■ Reading passage ■
<<<<

These are not isolated bugs but rather manifestations of a single architectural issue occurring across different interfaces. So far, no single patch has been able to resolve all these issues.

The recurring theme is the confused deputy problem, a trust-boundary failure where a program with legitimate authority performs actions on behalf of an incorrect principal. In each scenario, Claude had real capabilities and inadvertently granted them to whoever made the request, whether it was an attacker infiltrating a water utility’s network, a Chrome extension operating with zero permissions, or a malicious npm package altering a configuration file.

Carter Rees, Vice President of Artificial Intelligence at Reputation, explained why this failure is so perilous. According to Rees in an exclusive interview with VentureBeat, the flat authorization plane of a large language model (LLM) does not honor user permissions. Operating on this plane, an agent does not need to escalate privileges because it already possesses them.

>>>>

■ Questions to answer ■
1. Translate this sentence from the passage on the confused deputy problem into Spanish: "So far, no single patch has been able to resolve all these issues."
2. In the passage on the confused deputy problem, what position does Carter Rees hold?
3. Resume the passage on the confused deputy problem, picking up after its final sentence.

■ Supplied records ■
<<<<

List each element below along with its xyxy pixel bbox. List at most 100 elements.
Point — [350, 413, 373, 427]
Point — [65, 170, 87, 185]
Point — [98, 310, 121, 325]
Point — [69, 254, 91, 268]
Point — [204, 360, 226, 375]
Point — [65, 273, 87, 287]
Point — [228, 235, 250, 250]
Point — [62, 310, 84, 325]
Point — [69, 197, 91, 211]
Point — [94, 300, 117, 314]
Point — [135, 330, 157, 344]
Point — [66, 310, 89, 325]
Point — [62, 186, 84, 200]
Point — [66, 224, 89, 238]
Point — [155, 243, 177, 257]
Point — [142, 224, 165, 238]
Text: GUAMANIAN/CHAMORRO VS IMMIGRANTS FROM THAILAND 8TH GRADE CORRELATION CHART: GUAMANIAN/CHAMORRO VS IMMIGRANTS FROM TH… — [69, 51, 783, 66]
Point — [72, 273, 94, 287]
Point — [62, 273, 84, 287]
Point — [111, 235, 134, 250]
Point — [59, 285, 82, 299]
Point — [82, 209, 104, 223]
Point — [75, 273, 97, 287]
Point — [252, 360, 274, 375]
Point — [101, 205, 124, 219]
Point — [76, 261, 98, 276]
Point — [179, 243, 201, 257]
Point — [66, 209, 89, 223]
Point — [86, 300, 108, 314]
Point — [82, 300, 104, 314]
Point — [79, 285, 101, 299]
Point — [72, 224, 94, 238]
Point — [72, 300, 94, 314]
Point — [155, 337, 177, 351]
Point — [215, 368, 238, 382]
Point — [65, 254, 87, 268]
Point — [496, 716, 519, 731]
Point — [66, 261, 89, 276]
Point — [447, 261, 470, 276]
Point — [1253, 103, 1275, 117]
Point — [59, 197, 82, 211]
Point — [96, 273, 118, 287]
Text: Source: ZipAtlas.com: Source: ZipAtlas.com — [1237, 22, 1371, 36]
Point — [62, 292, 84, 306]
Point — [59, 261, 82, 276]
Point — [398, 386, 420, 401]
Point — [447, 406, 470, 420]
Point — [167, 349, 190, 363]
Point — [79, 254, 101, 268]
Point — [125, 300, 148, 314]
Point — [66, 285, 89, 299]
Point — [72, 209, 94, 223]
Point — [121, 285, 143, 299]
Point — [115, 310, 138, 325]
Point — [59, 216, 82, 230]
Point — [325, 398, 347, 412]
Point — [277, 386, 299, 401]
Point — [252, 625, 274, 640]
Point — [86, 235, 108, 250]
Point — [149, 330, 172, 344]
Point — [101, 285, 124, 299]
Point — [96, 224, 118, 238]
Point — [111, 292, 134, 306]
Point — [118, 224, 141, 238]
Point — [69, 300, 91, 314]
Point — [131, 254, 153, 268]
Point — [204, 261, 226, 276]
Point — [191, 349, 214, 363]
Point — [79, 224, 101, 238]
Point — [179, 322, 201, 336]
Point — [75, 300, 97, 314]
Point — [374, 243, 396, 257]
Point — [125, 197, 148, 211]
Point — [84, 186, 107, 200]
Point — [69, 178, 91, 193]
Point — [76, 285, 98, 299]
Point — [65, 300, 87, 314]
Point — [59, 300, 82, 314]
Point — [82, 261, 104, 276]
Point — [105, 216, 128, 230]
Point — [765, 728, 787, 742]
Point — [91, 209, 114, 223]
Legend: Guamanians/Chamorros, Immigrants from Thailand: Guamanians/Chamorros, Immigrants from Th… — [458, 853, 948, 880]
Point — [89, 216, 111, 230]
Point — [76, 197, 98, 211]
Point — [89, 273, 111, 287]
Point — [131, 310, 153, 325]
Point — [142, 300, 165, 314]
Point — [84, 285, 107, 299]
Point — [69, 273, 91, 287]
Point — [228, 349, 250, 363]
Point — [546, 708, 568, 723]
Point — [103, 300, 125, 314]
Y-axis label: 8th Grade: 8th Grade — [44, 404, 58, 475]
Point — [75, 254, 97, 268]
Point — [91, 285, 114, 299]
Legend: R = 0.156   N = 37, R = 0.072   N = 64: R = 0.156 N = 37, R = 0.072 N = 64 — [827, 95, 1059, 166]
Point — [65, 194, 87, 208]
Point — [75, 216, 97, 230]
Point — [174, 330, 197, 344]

>>>>

■ Expected results ■
1. Hasta ahora, ningún parche por sí solo ha podido resolver todos estos problemas.

2. He is Vice President of Artificial Intelligence at Reputation.

3.
Similarly, Kayne McGladrey, a senior member of the IEEE who advises enterprises on identity risk, independently described this dynamic in an interview with VentureBeat. McGladrey noted that businesses are copying human permission sets into agentic systems, allowing agents to use more permissions than a human would to complete tasks.

Dragos discovered Claude targeting a water utility’s SCADA gateway without directives

On May 6, Dragos released its analysis. Between December 2025 and February 2026, an unidentified adversary compromised several Mexican government organizations. By January 2026, the campaign had reached Servicios de Agua y Drenaje de Monterrey, the water and drainage utility for the Monterrey metropolitan area.

Dragos examined over 350 artifacts and found that the adversary used Claude as the main technical executor and OpenAI’s GPT models for data processing. Claude developed a 17,000-line Python framework with 49 modules for network discovery, credential harvesting, privilege escalation, and lateral movement. Dragos noted that Claude accomplished in hours what typically takes days or weeks of development.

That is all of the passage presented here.